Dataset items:
********************
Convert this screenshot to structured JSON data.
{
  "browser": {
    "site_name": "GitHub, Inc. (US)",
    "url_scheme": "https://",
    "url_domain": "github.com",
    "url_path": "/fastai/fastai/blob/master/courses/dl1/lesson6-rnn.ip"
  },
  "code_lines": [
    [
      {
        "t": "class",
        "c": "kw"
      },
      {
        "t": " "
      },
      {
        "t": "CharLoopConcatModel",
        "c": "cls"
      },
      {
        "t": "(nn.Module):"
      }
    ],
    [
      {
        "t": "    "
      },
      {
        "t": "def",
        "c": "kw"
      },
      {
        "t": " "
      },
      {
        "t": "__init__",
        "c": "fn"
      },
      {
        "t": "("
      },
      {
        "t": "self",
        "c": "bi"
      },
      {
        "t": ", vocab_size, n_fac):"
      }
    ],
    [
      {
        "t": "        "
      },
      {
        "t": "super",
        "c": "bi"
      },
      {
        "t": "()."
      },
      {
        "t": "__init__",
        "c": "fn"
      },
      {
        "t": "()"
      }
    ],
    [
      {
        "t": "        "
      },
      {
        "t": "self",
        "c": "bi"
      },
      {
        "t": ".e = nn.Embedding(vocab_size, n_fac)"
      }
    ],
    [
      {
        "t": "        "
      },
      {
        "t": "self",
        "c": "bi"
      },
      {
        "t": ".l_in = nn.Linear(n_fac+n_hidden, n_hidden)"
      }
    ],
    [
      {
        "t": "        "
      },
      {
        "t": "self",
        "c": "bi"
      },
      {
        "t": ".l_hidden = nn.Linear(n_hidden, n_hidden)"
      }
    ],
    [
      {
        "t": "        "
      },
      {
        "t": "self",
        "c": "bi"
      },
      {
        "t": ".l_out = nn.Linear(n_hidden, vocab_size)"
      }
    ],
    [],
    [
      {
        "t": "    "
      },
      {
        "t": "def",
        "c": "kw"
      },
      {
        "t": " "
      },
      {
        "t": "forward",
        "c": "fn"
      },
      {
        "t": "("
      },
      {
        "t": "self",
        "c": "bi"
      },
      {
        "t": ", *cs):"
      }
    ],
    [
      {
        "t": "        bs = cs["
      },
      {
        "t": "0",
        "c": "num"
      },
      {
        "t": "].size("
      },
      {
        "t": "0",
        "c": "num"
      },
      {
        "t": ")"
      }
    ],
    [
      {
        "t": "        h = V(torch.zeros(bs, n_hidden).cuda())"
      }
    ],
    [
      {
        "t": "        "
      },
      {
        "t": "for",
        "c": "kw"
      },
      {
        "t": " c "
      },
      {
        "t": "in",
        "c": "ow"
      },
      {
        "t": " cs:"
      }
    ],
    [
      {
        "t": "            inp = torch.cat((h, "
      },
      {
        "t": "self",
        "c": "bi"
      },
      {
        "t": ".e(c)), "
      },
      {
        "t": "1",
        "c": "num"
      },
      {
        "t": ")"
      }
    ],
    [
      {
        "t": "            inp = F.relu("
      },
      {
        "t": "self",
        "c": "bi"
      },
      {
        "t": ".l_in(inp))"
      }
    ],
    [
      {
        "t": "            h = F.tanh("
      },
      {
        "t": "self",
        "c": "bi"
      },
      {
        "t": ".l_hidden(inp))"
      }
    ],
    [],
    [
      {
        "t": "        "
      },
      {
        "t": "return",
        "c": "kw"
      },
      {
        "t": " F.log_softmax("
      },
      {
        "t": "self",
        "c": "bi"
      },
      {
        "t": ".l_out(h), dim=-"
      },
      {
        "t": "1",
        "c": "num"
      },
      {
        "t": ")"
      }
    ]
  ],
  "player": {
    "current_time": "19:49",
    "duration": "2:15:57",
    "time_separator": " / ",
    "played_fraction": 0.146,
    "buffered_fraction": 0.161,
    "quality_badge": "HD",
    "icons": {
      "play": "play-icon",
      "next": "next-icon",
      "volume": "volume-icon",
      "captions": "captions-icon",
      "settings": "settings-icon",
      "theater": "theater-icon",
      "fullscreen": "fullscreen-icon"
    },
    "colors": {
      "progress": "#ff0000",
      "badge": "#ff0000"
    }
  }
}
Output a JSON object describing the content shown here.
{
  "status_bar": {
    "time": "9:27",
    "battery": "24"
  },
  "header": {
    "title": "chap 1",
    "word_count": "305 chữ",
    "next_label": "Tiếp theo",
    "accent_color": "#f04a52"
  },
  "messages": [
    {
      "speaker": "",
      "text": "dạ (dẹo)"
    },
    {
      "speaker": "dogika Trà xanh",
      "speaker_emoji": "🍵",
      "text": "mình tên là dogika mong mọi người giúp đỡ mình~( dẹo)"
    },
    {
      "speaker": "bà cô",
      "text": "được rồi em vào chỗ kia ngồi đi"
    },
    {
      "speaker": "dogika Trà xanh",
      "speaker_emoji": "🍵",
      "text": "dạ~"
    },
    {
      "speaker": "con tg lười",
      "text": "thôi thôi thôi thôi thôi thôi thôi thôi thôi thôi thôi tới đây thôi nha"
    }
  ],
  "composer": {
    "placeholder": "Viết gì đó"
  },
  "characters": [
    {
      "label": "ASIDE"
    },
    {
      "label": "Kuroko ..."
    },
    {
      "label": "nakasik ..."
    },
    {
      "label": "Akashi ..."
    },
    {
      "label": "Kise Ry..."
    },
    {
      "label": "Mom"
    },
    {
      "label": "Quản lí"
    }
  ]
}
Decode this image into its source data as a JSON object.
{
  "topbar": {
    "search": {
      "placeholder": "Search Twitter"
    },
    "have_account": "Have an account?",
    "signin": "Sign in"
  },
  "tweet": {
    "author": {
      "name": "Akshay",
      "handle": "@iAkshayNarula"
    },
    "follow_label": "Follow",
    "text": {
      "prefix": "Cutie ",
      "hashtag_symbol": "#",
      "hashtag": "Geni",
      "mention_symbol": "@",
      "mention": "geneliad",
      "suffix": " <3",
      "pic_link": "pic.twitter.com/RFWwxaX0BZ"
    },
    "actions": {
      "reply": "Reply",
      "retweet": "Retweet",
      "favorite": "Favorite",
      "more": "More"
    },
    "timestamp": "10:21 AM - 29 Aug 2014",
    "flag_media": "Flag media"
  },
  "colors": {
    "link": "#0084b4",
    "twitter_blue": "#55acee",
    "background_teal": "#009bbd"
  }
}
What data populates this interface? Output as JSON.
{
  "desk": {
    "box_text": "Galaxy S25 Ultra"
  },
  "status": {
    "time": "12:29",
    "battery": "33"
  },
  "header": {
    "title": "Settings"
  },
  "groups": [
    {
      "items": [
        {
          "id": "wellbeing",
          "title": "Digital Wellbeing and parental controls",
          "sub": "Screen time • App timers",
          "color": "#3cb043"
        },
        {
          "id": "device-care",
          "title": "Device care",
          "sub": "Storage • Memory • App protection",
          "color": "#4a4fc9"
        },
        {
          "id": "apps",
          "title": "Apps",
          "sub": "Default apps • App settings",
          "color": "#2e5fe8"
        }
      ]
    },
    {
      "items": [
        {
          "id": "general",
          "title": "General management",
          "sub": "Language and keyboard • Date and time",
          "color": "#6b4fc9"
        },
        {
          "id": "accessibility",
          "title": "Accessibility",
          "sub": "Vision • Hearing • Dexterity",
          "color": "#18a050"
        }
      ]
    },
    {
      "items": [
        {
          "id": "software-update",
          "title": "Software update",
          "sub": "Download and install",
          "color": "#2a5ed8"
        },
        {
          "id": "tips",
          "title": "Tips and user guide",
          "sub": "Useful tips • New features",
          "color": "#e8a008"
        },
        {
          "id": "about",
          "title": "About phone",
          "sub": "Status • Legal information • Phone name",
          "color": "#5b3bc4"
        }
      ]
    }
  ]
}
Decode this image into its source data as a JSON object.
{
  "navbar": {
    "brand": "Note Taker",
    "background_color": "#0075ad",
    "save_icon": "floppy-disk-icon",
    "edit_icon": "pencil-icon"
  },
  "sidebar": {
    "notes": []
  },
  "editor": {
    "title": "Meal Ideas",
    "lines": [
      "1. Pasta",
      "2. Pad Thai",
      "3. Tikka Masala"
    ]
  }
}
********************
**EXERCISE AIM**
Copy out the lines starting at the one containing "What data populates" and ending with the last line of the entries. Include nothing else.

**OUTPUT FOR THIS TASK**
What data populates this interface? Output as JSON.
{
  "desk": {
    "box_text": "Galaxy S25 Ultra"
  },
  "status": {
    "time": "12:29",
    "battery": "33"
  },
  "header": {
    "title": "Settings"
  },
  "groups": [
    {
      "items": [
        {
          "id": "wellbeing",
          "title": "Digital Wellbeing and parental controls",
          "sub": "Screen time • App timers",
          "color": "#3cb043"
        },
        {
          "id": "device-care",
          "title": "Device care",
          "sub": "Storage • Memory • App protection",
          "color": "#4a4fc9"
        },
        {
          "id": "apps",
          "title": "Apps",
          "sub": "Default apps • App settings",
          "color": "#2e5fe8"
        }
      ]
    },
    {
      "items": [
        {
          "id": "general",
          "title": "General management",
          "sub": "Language and keyboard • Date and time",
          "color": "#6b4fc9"
        },
        {
          "id": "accessibility",
          "title": "Accessibility",
          "sub": "Vision • Hearing • Dexterity",
          "color": "#18a050"
        }
      ]
    },
    {
      "items": [
        {
          "id": "software-update",
          "title": "Software update",
          "sub": "Download and install",
          "color": "#2a5ed8"
        },
        {
          "id": "tips",
          "title": "Tips and user guide",
          "sub": "Useful tips • New features",
          "color": "#e8a008"
        },
        {
          "id": "about",
          "title": "About phone",
          "sub": "Status • Legal information • Phone name",
          "color": "#5b3bc4"
        }
      ]
    }
  ]
}
Decode this image into its source data as a JSON object.
{
  "navbar": {
    "brand": "Note Taker",
    "background_color": "#0075ad",
    "save_icon": "floppy-disk-icon",
    "edit_icon": "pencil-icon"
  },
  "sidebar": {
    "notes": []
  },
  "editor": {
    "title": "Meal Ideas",
    "lines": [
      "1. Pasta",
      "2. Pad Thai",
      "3. Tikka Masala"
    ]
  }
}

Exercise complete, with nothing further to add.